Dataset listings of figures
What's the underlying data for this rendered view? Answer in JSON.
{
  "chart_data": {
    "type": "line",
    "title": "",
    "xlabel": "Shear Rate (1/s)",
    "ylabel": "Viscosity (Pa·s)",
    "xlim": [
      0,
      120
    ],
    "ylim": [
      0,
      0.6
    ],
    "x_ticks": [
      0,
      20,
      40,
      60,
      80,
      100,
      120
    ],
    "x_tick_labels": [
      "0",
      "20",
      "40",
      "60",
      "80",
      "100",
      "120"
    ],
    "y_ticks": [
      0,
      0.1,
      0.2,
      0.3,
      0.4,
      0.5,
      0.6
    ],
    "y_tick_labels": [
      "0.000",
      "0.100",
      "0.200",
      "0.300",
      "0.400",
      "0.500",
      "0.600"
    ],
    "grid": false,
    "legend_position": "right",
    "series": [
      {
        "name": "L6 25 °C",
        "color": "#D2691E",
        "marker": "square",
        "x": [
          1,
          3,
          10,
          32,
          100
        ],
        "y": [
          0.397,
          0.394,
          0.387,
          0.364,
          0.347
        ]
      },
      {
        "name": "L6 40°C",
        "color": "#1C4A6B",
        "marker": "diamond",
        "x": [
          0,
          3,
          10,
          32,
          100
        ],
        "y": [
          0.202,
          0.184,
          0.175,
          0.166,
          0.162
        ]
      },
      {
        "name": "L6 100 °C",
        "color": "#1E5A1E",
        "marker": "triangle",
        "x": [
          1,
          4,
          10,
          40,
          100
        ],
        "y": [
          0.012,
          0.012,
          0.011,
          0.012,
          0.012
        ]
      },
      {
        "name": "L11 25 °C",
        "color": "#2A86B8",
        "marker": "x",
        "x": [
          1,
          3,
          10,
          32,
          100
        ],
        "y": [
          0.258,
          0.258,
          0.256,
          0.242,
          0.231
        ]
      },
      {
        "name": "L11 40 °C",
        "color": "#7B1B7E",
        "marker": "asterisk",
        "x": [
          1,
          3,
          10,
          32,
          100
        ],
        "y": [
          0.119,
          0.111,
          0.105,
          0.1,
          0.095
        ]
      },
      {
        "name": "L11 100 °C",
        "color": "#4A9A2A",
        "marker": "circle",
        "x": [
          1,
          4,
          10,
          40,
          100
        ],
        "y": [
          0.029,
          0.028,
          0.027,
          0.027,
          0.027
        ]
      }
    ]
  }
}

# WHAT IS BEING ASKED
Transcribe each entry exactly.

# CORRECT RESPONSE
What's the underlying data for this rendered view? Answer in JSON.
{
  "chart_data": {
    "type": "line",
    "title": "",
    "xlabel": "Shear Rate (1/s)",
    "ylabel": "Viscosity (Pa·s)",
    "xlim": [
      0,
      120
    ],
    "ylim": [
      0,
      0.6
    ],
    "x_ticks": [
      0,
      20,
      40,
      60,
      80,
      100,
      120
    ],
    "x_tick_labels": [
      "0",
      "20",
      "40",
      "60",
      "80",
      "100",
      "120"
    ],
    "y_ticks": [
      0,
      0.1,
      0.2,
      0.3,
      0.4,
      0.5,
      0.6
    ],
    "y_tick_labels": [
      "0.000",
      "0.100",
      "0.200",
      "0.300",
      "0.400",
      "0.500",
      "0.600"
    ],
    "grid": false,
    "legend_position": "right",
    "series": [
      {
        "name": "L6 25 °C",
        "color": "#D2691E",
        "marker": "square",
        "x": [
          1,
          3,
          10,
          32,
          100
        ],
        "y": [
          0.397,
          0.394,
          0.387,
          0.364,
          0.347
        ]
      },
      {
        "name": "L6 40°C",
        "color": "#1C4A6B",
        "marker": "diamond",
        "x": [
          0,
          3,
          10,
          32,
          100
        ],
        "y": [
          0.202,
          0.184,
          0.175,
          0.166,
          0.162
        ]
      },
      {
        "name": "L6 100 °C",
        "color": "#1E5A1E",
        "marker": "triangle",
        "x": [
          1,
          4,
          10,
          40,
          100
        ],
        "y": [
          0.012,
          0.012,
          0.011,
          0.012,
          0.012
        ]
      },
      {
        "name": "L11 25 °C",
        "color": "#2A86B8",
        "marker": "x",
        "x": [
          1,
          3,
          10,
          32,
          100
        ],
        "y": [
          0.258,
          0.258,
          0.256,
          0.242,
          0.231
        ]
      },
      {
        "name": "L11 40 °C",
        "color": "#7B1B7E",
        "marker": "asterisk",
        "x": [
          1,
          3,
          10,
          32,
          100
        ],
        "y": [
          0.119,
          0.111,
          0.105,
          0.1,
          0.095
        ]
      },
      {
        "name": "L11 100 °C",
        "color": "#4A9A2A",
        "marker": "circle",
        "x": [
          1,
          4,
          10,
          40,
          100
        ],
        "y": [
          0.029,
          0.028,
          0.027,
          0.027,
          0.027
        ]
      }
    ]
  }
}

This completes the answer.